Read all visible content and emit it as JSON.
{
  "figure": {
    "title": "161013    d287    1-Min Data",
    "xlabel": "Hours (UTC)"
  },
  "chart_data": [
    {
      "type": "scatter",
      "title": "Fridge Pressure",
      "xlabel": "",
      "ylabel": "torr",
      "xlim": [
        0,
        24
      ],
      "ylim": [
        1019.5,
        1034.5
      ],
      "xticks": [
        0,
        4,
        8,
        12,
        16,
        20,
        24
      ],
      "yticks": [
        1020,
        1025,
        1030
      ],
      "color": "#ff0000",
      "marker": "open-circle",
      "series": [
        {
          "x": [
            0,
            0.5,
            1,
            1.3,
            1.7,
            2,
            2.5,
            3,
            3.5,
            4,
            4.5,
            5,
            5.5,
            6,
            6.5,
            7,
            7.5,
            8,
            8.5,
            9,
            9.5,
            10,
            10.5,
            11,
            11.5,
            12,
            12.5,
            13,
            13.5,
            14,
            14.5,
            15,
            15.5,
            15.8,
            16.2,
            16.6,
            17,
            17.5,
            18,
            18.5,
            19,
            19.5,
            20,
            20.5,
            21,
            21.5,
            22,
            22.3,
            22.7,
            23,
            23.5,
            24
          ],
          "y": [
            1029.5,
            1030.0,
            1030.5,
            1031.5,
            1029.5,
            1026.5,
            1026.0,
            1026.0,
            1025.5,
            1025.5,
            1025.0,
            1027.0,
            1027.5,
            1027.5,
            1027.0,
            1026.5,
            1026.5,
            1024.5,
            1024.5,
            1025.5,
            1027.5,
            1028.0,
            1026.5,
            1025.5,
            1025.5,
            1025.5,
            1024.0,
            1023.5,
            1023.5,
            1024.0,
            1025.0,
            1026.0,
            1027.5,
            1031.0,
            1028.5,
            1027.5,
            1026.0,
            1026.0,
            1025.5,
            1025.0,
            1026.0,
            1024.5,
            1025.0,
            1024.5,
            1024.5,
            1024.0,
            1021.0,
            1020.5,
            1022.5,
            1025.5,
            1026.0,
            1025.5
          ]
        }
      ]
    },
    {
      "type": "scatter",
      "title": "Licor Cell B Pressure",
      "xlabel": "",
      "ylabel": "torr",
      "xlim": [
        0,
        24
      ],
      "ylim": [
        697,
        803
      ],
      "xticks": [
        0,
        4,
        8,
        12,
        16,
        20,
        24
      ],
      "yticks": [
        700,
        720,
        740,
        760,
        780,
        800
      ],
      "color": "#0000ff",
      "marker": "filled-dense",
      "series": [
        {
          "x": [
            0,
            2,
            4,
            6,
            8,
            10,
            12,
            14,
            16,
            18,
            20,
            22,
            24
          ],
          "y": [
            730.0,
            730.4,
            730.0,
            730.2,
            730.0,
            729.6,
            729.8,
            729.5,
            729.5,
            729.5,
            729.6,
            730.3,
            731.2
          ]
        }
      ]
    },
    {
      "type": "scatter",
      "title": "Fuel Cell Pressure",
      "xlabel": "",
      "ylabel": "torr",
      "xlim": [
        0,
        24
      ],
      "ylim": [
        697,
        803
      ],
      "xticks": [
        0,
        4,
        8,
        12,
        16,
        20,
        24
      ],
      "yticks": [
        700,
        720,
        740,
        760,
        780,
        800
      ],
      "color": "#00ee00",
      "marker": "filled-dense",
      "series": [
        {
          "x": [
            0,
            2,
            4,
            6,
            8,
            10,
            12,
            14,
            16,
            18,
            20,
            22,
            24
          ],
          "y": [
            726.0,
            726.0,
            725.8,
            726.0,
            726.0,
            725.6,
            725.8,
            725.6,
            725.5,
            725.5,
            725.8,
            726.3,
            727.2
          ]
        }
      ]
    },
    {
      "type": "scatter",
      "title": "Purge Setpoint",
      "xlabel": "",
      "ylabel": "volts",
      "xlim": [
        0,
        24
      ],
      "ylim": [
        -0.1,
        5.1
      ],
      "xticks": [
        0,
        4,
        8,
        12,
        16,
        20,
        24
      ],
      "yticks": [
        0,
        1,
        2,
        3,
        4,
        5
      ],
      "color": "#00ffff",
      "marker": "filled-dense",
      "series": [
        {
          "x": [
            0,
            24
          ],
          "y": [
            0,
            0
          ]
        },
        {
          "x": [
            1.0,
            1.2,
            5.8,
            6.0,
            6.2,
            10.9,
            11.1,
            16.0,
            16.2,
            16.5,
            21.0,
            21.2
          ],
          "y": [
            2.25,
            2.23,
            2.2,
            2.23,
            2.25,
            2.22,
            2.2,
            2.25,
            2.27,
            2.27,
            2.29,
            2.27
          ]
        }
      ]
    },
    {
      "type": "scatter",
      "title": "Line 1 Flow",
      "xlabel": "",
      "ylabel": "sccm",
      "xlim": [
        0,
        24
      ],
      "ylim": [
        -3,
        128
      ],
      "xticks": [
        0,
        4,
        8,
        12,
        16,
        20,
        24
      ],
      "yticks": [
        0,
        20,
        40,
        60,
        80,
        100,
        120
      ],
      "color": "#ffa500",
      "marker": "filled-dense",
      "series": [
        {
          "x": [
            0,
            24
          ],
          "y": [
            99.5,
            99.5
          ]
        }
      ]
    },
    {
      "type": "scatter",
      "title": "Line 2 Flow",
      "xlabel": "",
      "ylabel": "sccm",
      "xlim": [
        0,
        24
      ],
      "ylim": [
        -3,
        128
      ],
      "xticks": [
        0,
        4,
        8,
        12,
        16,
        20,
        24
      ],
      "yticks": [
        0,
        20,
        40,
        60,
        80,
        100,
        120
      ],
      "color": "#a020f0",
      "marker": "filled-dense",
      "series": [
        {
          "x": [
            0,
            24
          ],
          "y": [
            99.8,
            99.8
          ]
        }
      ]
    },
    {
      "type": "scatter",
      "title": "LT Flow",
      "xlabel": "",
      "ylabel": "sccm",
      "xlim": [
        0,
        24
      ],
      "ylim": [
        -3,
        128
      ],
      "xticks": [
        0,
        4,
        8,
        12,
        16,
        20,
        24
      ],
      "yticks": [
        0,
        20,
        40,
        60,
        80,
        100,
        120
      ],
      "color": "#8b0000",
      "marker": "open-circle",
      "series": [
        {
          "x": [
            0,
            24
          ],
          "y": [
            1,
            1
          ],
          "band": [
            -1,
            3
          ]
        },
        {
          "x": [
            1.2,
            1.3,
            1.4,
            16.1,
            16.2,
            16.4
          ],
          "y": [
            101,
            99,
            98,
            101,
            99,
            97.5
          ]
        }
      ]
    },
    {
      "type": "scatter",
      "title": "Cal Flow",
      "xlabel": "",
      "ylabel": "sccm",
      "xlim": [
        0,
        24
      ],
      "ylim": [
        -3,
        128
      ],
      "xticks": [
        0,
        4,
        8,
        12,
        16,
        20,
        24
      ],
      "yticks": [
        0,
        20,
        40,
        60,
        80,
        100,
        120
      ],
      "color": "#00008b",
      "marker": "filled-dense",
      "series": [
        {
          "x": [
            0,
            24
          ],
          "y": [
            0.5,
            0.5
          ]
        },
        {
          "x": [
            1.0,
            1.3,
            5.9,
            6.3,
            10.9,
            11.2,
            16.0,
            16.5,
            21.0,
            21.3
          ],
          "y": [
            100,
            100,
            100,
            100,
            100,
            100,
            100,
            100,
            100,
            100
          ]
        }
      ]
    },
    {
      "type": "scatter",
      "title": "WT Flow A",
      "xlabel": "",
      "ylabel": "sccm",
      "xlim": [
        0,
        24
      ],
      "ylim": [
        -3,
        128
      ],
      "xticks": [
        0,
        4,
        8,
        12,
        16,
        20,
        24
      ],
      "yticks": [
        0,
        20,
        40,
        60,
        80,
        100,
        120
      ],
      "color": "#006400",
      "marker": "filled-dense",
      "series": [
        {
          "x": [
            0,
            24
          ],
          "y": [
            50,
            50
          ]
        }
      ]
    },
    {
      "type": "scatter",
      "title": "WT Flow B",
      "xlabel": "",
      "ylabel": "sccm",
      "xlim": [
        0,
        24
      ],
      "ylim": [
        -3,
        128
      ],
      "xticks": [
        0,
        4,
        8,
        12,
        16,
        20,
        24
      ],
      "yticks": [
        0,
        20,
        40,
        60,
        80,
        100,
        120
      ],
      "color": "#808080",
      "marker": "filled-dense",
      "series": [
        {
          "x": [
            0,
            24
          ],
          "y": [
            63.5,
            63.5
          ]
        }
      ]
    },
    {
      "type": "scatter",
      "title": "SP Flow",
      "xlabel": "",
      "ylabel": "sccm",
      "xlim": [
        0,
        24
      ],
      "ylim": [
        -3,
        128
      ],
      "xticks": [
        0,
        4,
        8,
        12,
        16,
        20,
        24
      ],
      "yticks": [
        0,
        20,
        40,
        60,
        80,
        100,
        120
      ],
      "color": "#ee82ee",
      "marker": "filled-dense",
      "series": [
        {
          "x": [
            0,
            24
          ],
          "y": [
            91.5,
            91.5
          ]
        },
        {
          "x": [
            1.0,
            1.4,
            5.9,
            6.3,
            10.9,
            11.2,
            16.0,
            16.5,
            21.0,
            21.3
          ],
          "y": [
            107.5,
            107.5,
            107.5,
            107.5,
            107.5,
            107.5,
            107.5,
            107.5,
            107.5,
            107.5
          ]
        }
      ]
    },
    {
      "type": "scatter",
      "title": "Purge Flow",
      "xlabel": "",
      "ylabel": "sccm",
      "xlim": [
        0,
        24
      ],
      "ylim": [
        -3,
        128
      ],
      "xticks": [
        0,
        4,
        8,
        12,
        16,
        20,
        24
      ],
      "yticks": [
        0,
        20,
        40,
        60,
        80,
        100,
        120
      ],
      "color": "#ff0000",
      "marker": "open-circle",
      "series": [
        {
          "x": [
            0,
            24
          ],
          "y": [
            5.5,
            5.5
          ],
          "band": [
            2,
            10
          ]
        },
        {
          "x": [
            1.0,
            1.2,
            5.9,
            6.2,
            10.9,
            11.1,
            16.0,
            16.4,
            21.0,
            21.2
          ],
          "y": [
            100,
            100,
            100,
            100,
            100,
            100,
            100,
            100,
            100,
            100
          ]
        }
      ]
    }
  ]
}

- WHAT IS EXPECTED -
Show the lines of the records that include the string "Pressure".

- ANSWER -
      "title": "Fridge Pressure",
      "title": "Licor Cell B Pressure",
      "title": "Fuel Cell Pressure",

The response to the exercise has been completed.